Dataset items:
────

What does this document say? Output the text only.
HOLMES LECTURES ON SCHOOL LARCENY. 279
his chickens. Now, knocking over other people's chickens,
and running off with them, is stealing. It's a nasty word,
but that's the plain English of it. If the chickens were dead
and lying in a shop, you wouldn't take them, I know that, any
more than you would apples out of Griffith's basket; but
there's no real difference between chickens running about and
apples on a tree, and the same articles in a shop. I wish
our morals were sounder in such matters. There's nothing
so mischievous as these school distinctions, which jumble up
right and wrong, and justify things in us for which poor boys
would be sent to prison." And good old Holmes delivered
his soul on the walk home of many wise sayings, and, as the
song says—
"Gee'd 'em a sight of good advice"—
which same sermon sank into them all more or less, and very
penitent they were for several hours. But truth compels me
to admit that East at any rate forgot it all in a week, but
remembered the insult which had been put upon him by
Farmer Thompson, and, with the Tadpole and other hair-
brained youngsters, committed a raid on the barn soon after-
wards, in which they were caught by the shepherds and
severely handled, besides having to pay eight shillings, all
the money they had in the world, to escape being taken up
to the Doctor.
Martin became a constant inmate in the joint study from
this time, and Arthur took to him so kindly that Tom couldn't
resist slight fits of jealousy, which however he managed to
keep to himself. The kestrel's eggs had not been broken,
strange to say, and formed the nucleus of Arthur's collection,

────

In the entries above, find every line with the word "more" and list it.

EXERCISE OUTPUT:
more than you would apples out of Griffith's basket; but
which same sermon sank into them all more or less, and very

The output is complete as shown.